Records that describe figures:
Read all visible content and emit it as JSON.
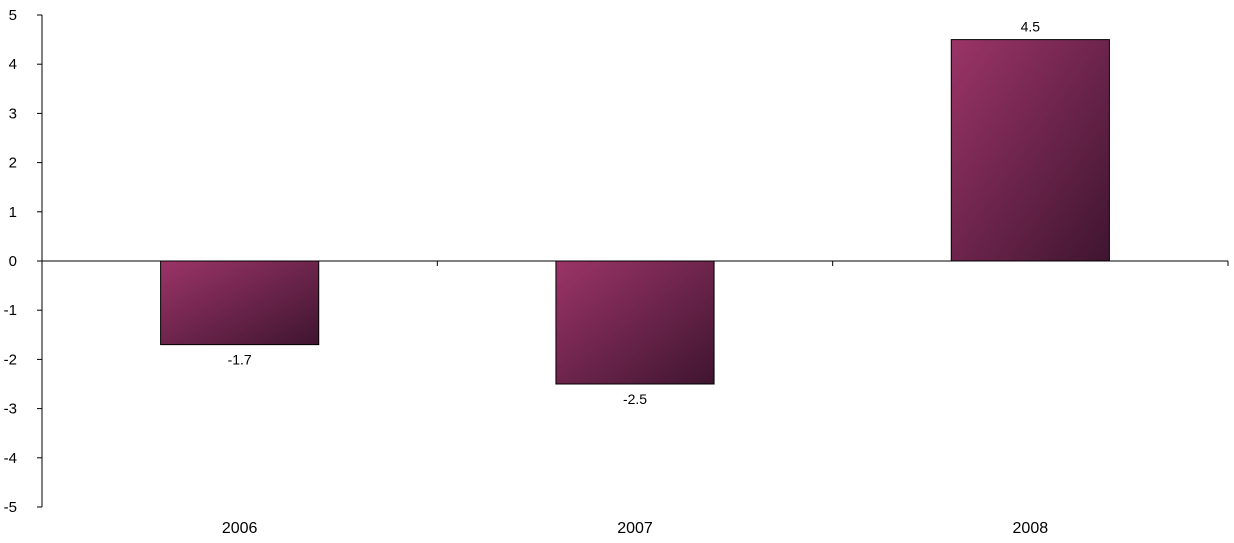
{
  "chart_data": {
    "type": "bar",
    "title": "",
    "xlabel": "",
    "ylabel": "",
    "categories": [
      "2006",
      "2007",
      "2008"
    ],
    "values": [
      -1.7,
      -2.5,
      4.5
    ],
    "data_labels": [
      "-1.7",
      "-2.5",
      "4.5"
    ],
    "ylim": [
      -5,
      5
    ],
    "yticks": [
      "-5",
      "-4",
      "-3",
      "-2",
      "-1",
      "0",
      "1",
      "2",
      "3",
      "4",
      "5"
    ],
    "grid": false,
    "legend": "none",
    "colors": {
      "bar_light": "#9b3468",
      "bar_dark": "#3f1530"
    }
  }
}
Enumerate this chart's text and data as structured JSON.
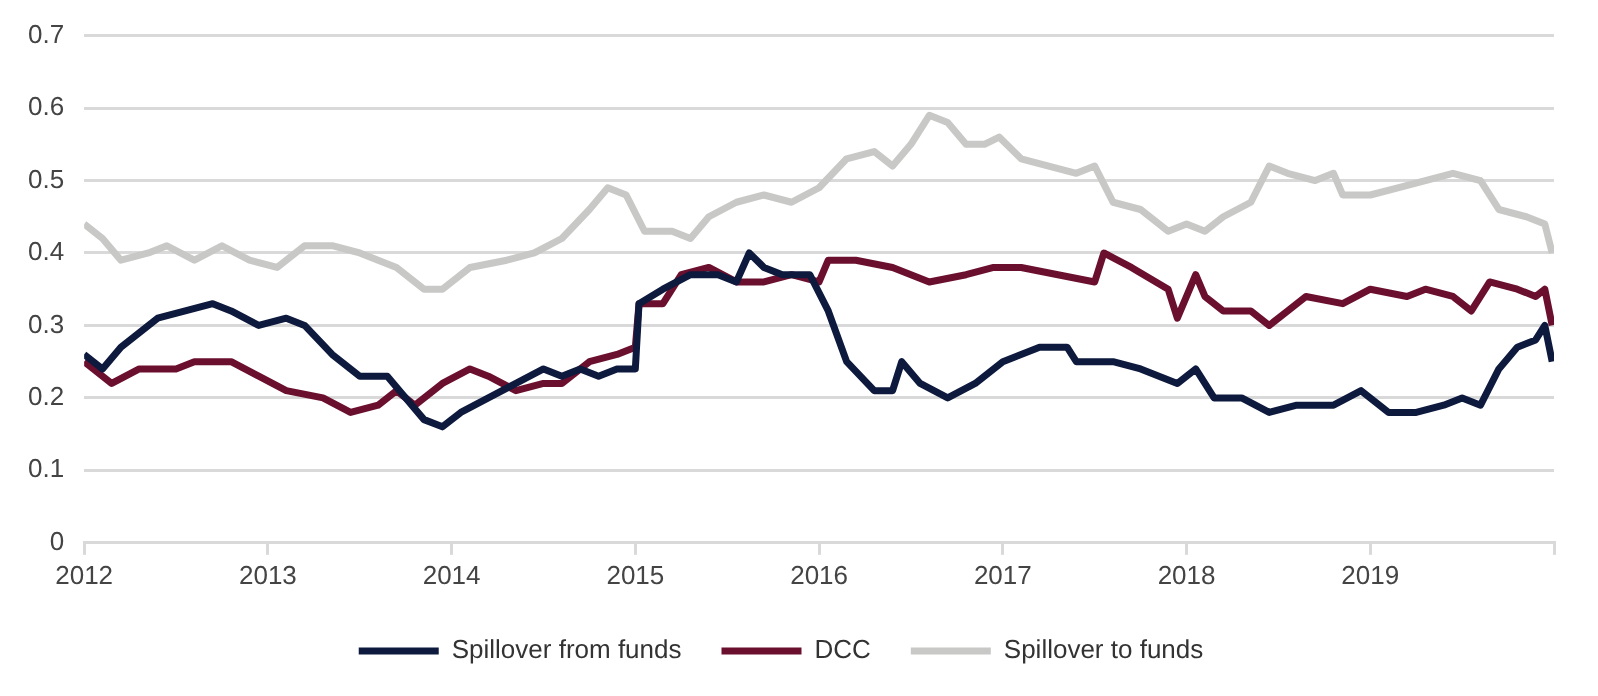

TASK PROMPT: Repeat the listing verbatim. Skip the pictures.

OUTPUT FOR THIS EXERCISE:
Read all visible content and emit it as JSON.
{
  "chart_data": {
    "type": "bar",
    "title": "",
    "xlabel": "",
    "ylabel": "",
    "categories": [
      "2006",
      "2007",
      "2008"
    ],
    "values": [
      -1.7,
      -2.5,
      4.5
    ],
    "data_labels": [
      "-1.7",
      "-2.5",
      "4.5"
    ],
    "ylim": [
      -5,
      5
    ],
    "yticks": [
      "-5",
      "-4",
      "-3",
      "-2",
      "-1",
      "0",
      "1",
      "2",
      "3",
      "4",
      "5"
    ],
    "grid": false,
    "legend": "none",
    "colors": {
      "bar_light": "#9b3468",
      "bar_dark": "#3f1530"
    }
  }
}
Enumerate this chart's text and data as structured JSON.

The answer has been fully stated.